-- start of Exercise inputs --

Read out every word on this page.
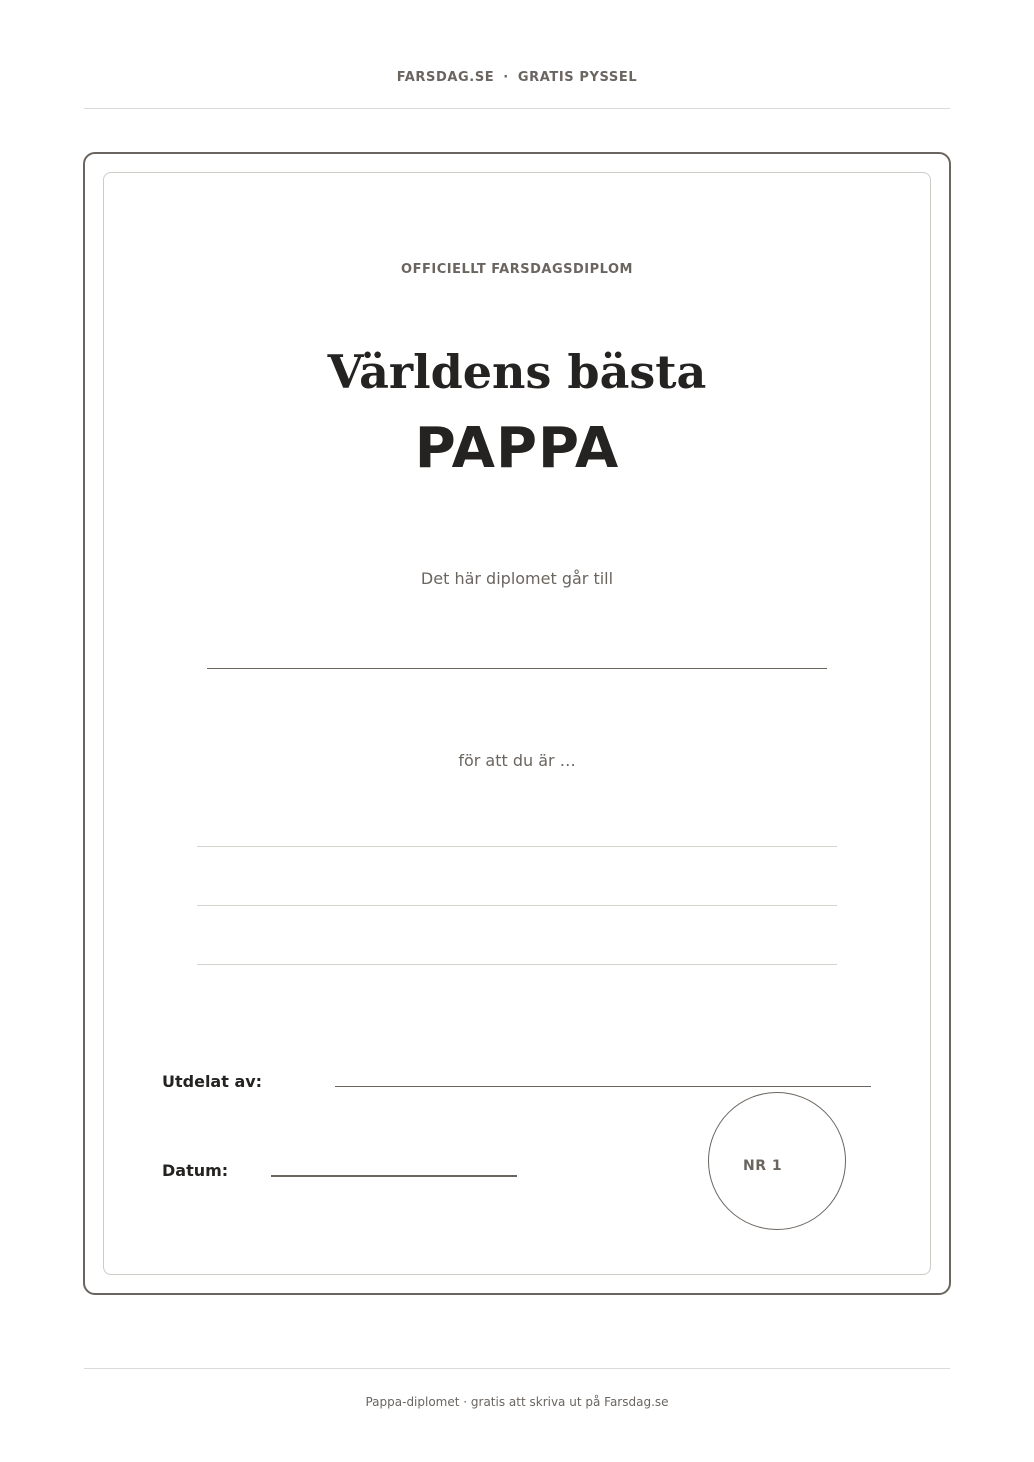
FARSDAG.SE · GRATIS PYSSEL
OFFICIELLT FARSDAGSDIPLOM
Världens bästa
PAPPA
Det här diplomet går till
för att du är …
Utdelat av:
Datum:	NR 1
Pappa-diplomet · gratis att skriva ut på Farsdag.se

-- end of Exercise inputs --

Short exercise:
Output all of the entries verbatim, leaving out any images.

The output:
Read out every word on this page.
FARSDAG.SE · GRATIS PYSSEL
OFFICIELLT FARSDAGSDIPLOM
Världens bästa
PAPPA
Det här diplomet går till
för att du är …
Utdelat av:
Datum:	NR 1
Pappa-diplomet · gratis att skriva ut på Farsdag.se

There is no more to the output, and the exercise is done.